-- What you should do --
Search the material below for the word "moyen". Copy every line that has it.
BEGIN Raw records
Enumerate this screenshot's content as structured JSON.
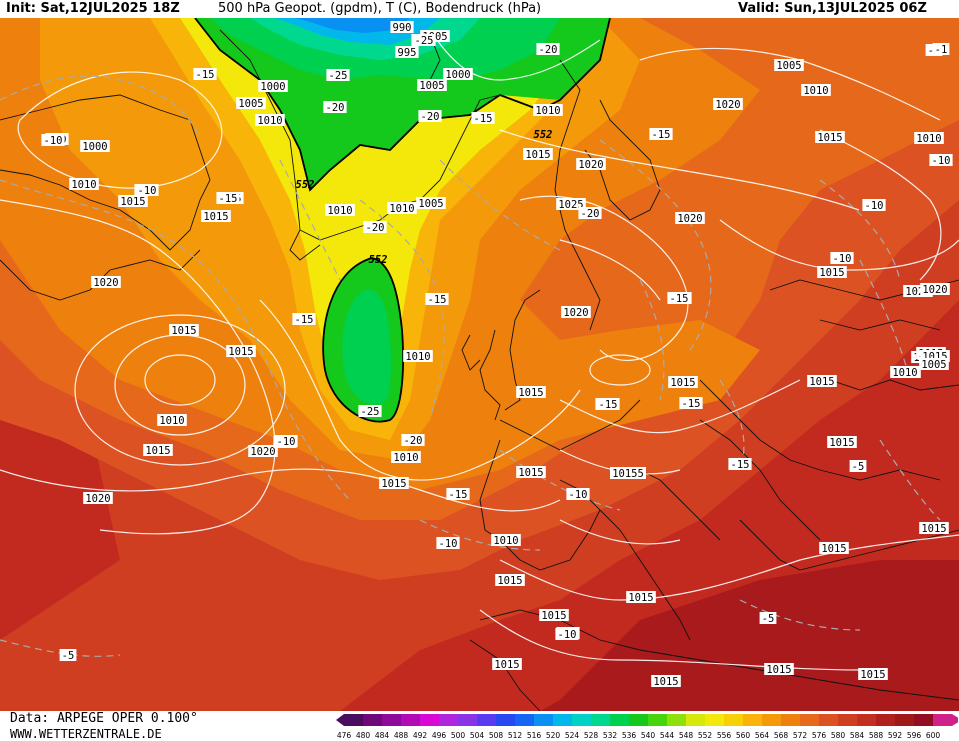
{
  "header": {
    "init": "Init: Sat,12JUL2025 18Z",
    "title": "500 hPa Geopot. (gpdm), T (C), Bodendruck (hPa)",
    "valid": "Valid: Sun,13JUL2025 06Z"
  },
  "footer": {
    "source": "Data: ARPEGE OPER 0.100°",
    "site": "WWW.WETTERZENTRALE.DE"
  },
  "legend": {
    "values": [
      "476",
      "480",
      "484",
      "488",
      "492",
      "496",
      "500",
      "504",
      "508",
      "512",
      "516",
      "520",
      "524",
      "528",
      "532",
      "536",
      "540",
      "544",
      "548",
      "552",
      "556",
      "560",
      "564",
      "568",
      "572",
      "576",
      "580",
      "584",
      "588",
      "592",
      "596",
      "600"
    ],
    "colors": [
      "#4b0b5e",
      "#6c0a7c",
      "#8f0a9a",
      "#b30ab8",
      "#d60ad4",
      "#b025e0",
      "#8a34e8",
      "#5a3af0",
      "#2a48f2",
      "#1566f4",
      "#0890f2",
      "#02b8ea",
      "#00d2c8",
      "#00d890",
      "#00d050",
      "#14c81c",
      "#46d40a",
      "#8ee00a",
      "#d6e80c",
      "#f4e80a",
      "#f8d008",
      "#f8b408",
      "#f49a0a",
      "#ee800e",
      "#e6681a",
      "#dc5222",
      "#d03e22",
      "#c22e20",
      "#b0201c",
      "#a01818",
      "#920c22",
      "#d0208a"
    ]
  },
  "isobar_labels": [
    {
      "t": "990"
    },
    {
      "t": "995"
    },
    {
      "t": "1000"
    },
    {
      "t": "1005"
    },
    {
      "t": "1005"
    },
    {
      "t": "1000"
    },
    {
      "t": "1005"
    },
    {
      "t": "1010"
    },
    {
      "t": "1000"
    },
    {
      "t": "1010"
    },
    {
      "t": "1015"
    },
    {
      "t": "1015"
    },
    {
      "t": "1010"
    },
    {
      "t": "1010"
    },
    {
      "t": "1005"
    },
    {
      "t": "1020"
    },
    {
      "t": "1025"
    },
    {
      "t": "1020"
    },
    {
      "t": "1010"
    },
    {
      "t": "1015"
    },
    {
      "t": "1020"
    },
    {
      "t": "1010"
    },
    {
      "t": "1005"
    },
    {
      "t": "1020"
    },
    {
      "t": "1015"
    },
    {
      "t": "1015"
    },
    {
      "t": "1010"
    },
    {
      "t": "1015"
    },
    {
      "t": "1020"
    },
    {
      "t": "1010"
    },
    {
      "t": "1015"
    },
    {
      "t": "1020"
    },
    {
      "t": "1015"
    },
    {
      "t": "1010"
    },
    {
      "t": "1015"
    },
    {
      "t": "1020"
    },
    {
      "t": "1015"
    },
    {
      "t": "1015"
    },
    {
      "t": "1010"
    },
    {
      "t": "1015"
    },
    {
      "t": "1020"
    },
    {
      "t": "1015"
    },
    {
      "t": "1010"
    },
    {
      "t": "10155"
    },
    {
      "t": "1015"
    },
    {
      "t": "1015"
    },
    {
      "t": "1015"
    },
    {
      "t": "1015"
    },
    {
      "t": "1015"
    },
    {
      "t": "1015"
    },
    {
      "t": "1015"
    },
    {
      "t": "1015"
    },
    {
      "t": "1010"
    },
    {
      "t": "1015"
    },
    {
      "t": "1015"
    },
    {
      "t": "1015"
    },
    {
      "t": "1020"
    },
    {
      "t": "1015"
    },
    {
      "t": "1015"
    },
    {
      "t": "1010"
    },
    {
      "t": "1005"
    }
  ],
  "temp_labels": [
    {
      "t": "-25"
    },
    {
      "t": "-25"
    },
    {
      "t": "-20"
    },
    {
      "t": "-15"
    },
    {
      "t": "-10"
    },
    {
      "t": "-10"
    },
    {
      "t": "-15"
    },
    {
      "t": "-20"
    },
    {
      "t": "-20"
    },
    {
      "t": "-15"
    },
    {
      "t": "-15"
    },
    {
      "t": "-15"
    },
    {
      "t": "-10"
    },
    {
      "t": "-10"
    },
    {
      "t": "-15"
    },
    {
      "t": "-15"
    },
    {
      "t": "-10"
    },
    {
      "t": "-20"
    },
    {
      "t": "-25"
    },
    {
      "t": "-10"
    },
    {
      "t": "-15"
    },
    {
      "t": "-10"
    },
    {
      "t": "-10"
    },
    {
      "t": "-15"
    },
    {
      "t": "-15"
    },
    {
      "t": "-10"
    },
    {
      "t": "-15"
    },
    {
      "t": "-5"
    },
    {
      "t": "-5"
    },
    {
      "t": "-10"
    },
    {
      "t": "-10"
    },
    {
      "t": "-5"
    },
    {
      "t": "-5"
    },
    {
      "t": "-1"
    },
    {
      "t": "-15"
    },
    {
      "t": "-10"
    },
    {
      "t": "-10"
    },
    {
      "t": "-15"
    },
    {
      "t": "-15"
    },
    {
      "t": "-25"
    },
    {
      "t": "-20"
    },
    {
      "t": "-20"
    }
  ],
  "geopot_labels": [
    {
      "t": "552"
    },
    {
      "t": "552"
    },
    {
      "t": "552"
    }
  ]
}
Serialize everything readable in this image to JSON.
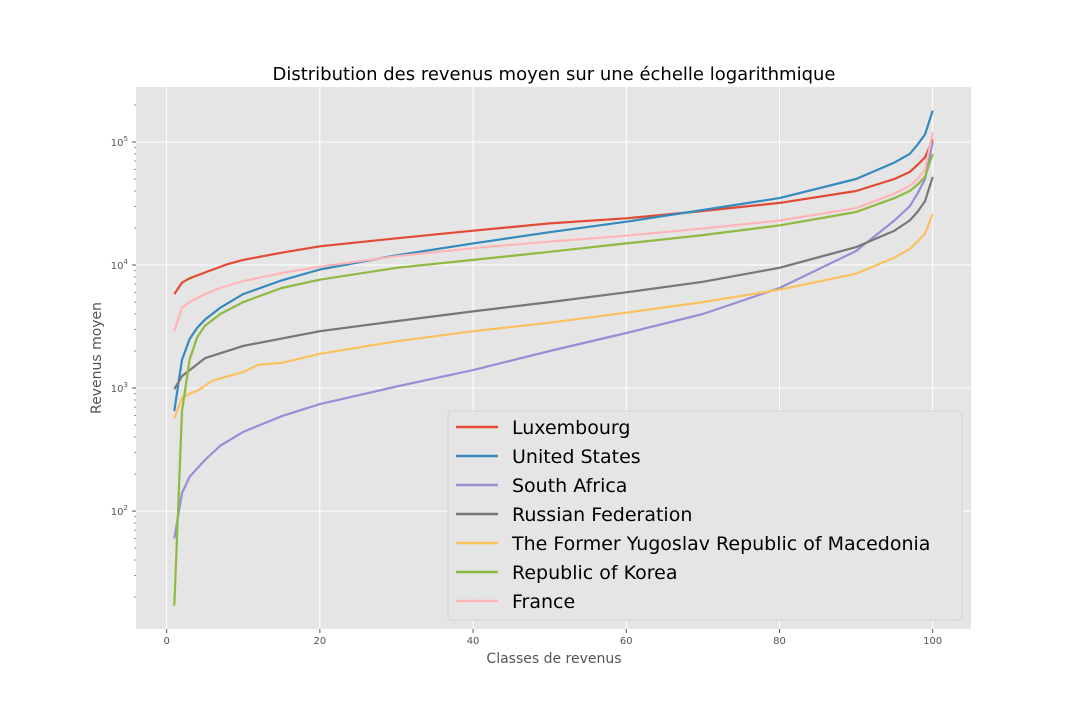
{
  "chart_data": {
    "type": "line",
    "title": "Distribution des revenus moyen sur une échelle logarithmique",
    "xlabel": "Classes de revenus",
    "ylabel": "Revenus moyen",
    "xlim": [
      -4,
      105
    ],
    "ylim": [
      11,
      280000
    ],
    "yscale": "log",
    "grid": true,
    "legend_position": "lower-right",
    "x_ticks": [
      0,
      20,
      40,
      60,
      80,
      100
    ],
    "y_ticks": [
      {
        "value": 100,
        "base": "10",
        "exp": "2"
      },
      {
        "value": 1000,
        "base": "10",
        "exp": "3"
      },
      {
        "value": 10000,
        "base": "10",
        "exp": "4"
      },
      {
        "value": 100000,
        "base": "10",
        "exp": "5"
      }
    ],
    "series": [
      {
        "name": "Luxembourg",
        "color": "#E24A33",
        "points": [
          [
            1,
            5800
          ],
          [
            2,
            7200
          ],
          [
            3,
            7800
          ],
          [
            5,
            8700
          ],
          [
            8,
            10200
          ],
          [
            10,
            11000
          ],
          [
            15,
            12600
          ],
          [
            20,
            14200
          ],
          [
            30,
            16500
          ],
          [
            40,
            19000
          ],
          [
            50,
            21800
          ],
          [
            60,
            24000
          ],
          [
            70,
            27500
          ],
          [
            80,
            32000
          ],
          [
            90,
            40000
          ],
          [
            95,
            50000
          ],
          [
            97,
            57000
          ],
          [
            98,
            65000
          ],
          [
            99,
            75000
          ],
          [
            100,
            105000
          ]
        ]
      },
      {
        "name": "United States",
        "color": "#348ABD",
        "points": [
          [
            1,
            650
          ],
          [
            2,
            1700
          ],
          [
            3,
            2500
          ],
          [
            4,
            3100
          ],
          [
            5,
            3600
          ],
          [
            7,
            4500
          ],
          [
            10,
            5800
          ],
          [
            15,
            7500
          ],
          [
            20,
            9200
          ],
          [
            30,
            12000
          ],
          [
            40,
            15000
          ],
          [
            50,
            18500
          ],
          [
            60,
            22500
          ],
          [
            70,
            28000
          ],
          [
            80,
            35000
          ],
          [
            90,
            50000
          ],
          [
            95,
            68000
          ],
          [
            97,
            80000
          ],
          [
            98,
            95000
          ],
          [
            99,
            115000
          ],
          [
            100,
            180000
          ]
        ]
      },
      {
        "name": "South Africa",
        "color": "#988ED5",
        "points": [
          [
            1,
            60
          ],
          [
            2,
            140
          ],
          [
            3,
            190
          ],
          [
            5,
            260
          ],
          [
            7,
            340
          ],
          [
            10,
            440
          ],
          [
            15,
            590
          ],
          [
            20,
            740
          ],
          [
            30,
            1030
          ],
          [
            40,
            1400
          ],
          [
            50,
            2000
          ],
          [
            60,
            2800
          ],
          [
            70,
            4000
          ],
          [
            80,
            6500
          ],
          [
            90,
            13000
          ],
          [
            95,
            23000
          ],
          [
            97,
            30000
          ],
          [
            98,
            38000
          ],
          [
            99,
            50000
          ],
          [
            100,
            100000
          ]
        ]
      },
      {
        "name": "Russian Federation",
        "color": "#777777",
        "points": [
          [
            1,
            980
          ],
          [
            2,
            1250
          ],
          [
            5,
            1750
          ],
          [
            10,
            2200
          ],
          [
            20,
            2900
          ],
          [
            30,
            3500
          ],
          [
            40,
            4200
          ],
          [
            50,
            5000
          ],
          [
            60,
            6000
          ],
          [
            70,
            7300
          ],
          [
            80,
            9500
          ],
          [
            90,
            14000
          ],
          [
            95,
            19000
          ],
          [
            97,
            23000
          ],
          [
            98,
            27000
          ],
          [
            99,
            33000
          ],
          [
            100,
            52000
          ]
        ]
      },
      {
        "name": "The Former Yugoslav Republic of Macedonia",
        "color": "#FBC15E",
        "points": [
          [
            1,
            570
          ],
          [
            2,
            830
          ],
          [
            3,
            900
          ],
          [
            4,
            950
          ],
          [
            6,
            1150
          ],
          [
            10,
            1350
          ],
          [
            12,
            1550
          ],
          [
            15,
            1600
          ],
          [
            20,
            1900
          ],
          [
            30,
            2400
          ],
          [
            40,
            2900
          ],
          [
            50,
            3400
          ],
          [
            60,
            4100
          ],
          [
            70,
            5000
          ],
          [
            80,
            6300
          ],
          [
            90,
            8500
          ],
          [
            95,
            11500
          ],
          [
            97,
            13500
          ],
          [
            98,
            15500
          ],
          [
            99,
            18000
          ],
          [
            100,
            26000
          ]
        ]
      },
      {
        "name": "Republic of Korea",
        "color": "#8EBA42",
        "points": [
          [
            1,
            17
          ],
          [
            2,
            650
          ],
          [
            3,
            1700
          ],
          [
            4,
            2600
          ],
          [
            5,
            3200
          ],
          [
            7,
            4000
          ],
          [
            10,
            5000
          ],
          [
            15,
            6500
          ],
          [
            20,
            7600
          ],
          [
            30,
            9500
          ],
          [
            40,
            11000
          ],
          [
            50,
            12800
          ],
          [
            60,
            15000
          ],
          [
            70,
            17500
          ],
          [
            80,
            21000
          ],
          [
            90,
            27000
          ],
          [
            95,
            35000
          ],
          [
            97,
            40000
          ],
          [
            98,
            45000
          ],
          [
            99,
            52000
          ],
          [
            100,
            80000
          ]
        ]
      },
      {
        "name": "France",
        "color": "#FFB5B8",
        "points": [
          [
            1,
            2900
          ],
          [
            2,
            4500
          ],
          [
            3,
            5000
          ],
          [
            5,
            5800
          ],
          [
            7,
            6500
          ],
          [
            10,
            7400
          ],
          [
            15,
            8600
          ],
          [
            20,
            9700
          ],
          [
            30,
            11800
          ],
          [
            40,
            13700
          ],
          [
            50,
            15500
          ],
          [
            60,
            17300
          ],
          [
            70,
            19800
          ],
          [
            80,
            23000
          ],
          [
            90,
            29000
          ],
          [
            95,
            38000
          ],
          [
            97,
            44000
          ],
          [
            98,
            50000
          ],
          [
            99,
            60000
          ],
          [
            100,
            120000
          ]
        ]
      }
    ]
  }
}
END Raw records
-- Answer to the problem --
    "title": "Distribution des revenus moyen sur une échelle logarithmique",
    "ylabel": "Revenus moyen",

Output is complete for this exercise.